* TASK REQUIREMENTS
Verbatim output required. Print the data in full.
*** Opening STORED DATA ***
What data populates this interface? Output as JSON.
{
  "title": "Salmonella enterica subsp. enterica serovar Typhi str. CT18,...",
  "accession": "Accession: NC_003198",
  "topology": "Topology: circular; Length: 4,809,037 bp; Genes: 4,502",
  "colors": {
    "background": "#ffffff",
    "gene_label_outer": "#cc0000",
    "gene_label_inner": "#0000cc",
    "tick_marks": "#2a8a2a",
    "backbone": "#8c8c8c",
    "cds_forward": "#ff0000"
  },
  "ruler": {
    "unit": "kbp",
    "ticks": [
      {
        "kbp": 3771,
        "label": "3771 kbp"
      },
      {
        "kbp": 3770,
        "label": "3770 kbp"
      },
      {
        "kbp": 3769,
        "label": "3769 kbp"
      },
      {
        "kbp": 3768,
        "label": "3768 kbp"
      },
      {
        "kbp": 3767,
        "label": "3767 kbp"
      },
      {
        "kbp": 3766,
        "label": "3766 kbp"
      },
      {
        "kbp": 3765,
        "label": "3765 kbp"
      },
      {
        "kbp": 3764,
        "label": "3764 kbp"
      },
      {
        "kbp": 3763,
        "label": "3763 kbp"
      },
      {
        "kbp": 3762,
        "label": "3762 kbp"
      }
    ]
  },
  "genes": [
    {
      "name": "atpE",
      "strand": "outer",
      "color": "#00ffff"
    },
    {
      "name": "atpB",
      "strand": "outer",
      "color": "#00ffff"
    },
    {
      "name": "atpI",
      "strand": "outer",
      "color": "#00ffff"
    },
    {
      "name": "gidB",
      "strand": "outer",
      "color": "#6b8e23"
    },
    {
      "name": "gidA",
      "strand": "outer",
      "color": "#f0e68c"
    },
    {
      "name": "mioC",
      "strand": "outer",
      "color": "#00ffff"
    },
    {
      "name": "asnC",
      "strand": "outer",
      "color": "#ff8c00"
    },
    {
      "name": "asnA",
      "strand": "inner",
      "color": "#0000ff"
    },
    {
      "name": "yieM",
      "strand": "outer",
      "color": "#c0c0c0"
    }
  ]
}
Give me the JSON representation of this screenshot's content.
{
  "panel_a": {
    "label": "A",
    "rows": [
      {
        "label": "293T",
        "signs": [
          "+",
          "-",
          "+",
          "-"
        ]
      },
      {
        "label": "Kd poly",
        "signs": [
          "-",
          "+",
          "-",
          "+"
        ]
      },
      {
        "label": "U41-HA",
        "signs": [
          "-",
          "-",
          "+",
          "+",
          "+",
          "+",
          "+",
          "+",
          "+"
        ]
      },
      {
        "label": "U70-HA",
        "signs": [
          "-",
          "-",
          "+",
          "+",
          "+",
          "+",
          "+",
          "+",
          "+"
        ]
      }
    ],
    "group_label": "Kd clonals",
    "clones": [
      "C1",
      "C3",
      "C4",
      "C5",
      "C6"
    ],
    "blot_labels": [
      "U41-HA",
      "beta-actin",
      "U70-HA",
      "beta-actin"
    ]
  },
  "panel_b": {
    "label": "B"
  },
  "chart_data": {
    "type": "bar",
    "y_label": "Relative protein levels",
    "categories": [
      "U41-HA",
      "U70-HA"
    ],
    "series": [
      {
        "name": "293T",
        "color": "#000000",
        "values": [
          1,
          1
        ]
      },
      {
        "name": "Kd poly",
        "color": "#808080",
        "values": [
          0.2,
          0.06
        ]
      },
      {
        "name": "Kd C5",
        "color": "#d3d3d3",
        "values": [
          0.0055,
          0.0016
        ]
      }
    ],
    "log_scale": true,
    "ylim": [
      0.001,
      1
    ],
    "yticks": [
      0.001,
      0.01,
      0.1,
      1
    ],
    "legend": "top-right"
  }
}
*** Closing STORED DATA ***
* ANSWER BOX
What data populates this interface? Output as JSON.
{
  "title": "Salmonella enterica subsp. enterica serovar Typhi str. CT18,...",
  "accession": "Accession: NC_003198",
  "topology": "Topology: circular; Length: 4,809,037 bp; Genes: 4,502",
  "colors": {
    "background": "#ffffff",
    "gene_label_outer": "#cc0000",
    "gene_label_inner": "#0000cc",
    "tick_marks": "#2a8a2a",
    "backbone": "#8c8c8c",
    "cds_forward": "#ff0000"
  },
  "ruler": {
    "unit": "kbp",
    "ticks": [
      {
        "kbp": 3771,
        "label": "3771 kbp"
      },
      {
        "kbp": 3770,
        "label": "3770 kbp"
      },
      {
        "kbp": 3769,
        "label": "3769 kbp"
      },
      {
        "kbp": 3768,
        "label": "3768 kbp"
      },
      {
        "kbp": 3767,
        "label": "3767 kbp"
      },
      {
        "kbp": 3766,
        "label": "3766 kbp"
      },
      {
        "kbp": 3765,
        "label": "3765 kbp"
      },
      {
        "kbp": 3764,
        "label": "3764 kbp"
      },
      {
        "kbp": 3763,
        "label": "3763 kbp"
      },
      {
        "kbp": 3762,
        "label": "3762 kbp"
      }
    ]
  },
  "genes": [
    {
      "name": "atpE",
      "strand": "outer",
      "color": "#00ffff"
    },
    {
      "name": "atpB",
      "strand": "outer",
      "color": "#00ffff"
    },
    {
      "name": "atpI",
      "strand": "outer",
      "color": "#00ffff"
    },
    {
      "name": "gidB",
      "strand": "outer",
      "color": "#6b8e23"
    },
    {
      "name": "gidA",
      "strand": "outer",
      "color": "#f0e68c"
    },
    {
      "name": "mioC",
      "strand": "outer",
      "color": "#00ffff"
    },
    {
      "name": "asnC",
      "strand": "outer",
      "color": "#ff8c00"
    },
    {
      "name": "asnA",
      "strand": "inner",
      "color": "#0000ff"
    },
    {
      "name": "yieM",
      "strand": "outer",
      "color": "#c0c0c0"
    }
  ]
}
Give me the JSON representation of this screenshot's content.
{
  "panel_a": {
    "label": "A",
    "rows": [
      {
        "label": "293T",
        "signs": [
          "+",
          "-",
          "+",
          "-"
        ]
      },
      {
        "label": "Kd poly",
        "signs": [
          "-",
          "+",
          "-",
          "+"
        ]
      },
      {
        "label": "U41-HA",
        "signs": [
          "-",
          "-",
          "+",
          "+",
          "+",
          "+",
          "+",
          "+",
          "+"
        ]
      },
      {
        "label": "U70-HA",
        "signs": [
          "-",
          "-",
          "+",
          "+",
          "+",
          "+",
          "+",
          "+",
          "+"
        ]
      }
    ],
    "group_label": "Kd clonals",
    "clones": [
      "C1",
      "C3",
      "C4",
      "C5",
      "C6"
    ],
    "blot_labels": [
      "U41-HA",
      "beta-actin",
      "U70-HA",
      "beta-actin"
    ]
  },
  "panel_b": {
    "label": "B"
  },
  "chart_data": {
    "type": "bar",
    "y_label": "Relative protein levels",
    "categories": [
      "U41-HA",
      "U70-HA"
    ],
    "series": [
      {
        "name": "293T",
        "color": "#000000",
        "values": [
          1,
          1
        ]
      },
      {
        "name": "Kd poly",
        "color": "#808080",
        "values": [
          0.2,
          0.06
        ]
      },
      {
        "name": "Kd C5",
        "color": "#d3d3d3",
        "values": [
          0.0055,
          0.0016
        ]
      }
    ],
    "log_scale": true,
    "ylim": [
      0.001,
      1
    ],
    "yticks": [
      0.001,
      0.01,
      0.1,
      1
    ],
    "legend": "top-right"
  }
}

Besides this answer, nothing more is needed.